── Material provided

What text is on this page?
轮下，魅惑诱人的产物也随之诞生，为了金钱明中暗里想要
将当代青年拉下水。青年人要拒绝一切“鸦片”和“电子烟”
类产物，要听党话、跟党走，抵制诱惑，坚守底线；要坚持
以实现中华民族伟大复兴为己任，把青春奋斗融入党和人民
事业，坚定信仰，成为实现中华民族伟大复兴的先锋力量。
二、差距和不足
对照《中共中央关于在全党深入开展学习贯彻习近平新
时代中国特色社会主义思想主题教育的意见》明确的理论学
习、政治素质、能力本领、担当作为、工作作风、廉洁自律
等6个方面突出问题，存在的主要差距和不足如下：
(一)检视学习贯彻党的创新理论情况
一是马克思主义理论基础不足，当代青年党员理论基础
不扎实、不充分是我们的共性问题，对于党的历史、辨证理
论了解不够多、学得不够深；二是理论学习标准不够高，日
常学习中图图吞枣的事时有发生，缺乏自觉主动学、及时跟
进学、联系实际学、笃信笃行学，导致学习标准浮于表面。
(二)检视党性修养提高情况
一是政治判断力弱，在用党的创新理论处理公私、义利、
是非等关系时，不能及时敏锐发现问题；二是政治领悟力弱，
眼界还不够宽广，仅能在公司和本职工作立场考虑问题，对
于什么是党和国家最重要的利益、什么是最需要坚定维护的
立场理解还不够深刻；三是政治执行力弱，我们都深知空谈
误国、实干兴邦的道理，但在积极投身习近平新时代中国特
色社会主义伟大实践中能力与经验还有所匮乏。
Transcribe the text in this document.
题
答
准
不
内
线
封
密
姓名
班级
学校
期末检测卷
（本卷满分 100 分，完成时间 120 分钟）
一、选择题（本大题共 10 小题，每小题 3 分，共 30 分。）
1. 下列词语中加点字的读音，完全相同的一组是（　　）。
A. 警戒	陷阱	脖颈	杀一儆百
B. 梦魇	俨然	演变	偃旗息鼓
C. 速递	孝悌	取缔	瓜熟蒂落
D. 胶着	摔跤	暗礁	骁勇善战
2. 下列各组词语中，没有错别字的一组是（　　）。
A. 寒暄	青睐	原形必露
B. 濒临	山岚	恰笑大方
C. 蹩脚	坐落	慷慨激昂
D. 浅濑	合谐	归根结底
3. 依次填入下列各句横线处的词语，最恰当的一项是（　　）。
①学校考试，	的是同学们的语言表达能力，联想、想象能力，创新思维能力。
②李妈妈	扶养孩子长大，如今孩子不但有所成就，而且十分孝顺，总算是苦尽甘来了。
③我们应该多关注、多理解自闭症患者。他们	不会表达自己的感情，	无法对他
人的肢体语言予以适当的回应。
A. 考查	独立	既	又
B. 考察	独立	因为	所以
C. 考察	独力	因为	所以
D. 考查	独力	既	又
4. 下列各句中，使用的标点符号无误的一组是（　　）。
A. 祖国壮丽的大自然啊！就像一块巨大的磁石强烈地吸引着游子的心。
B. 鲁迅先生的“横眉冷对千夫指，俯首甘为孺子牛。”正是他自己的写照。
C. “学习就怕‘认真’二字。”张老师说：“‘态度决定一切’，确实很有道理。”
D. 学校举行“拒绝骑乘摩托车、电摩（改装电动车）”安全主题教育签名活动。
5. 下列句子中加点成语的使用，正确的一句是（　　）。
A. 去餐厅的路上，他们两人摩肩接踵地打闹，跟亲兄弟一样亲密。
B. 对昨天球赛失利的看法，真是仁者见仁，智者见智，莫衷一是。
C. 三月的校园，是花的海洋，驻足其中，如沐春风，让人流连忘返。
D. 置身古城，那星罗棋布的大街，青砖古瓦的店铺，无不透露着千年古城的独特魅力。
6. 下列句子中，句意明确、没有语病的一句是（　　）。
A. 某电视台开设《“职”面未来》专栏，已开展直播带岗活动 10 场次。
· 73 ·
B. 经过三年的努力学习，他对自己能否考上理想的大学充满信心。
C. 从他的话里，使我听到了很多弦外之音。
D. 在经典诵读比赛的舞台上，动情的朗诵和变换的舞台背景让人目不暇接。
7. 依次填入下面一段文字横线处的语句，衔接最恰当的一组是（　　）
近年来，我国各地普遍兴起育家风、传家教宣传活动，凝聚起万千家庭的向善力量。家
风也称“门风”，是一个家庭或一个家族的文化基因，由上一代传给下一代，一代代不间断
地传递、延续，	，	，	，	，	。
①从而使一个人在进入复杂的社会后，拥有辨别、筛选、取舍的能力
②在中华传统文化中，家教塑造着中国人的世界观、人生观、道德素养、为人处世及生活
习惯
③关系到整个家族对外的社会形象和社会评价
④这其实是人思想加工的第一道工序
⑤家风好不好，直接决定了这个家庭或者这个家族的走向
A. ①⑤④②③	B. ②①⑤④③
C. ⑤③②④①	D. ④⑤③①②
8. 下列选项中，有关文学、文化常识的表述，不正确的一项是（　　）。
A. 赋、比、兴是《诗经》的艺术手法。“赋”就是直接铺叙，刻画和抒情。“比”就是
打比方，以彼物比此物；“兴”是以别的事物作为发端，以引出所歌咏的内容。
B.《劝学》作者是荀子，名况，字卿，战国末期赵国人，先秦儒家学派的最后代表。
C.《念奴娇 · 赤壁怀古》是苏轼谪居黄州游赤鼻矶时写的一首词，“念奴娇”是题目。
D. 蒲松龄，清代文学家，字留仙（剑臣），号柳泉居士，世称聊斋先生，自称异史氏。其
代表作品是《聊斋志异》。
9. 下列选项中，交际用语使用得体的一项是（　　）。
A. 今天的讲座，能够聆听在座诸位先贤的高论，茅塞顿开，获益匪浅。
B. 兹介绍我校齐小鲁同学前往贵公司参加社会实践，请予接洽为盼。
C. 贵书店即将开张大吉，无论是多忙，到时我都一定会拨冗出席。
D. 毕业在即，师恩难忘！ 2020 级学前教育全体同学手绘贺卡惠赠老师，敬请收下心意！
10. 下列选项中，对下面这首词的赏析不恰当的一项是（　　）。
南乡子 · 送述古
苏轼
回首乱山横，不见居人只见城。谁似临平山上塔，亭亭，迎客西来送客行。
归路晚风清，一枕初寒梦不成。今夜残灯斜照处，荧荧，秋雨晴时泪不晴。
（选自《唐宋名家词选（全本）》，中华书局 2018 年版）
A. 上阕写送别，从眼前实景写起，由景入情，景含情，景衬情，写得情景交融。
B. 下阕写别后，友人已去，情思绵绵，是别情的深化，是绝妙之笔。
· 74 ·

────

Stated problem
Report every line in the data above in which the word "下列选项中" appears.

Final result
8. 下列选项中，有关文学、文化常识的表述，不正确的一项是（　　）。
9. 下列选项中，交际用语使用得体的一项是（　　）。
10. 下列选项中，对下面这首词的赏析不恰当的一项是（　　）。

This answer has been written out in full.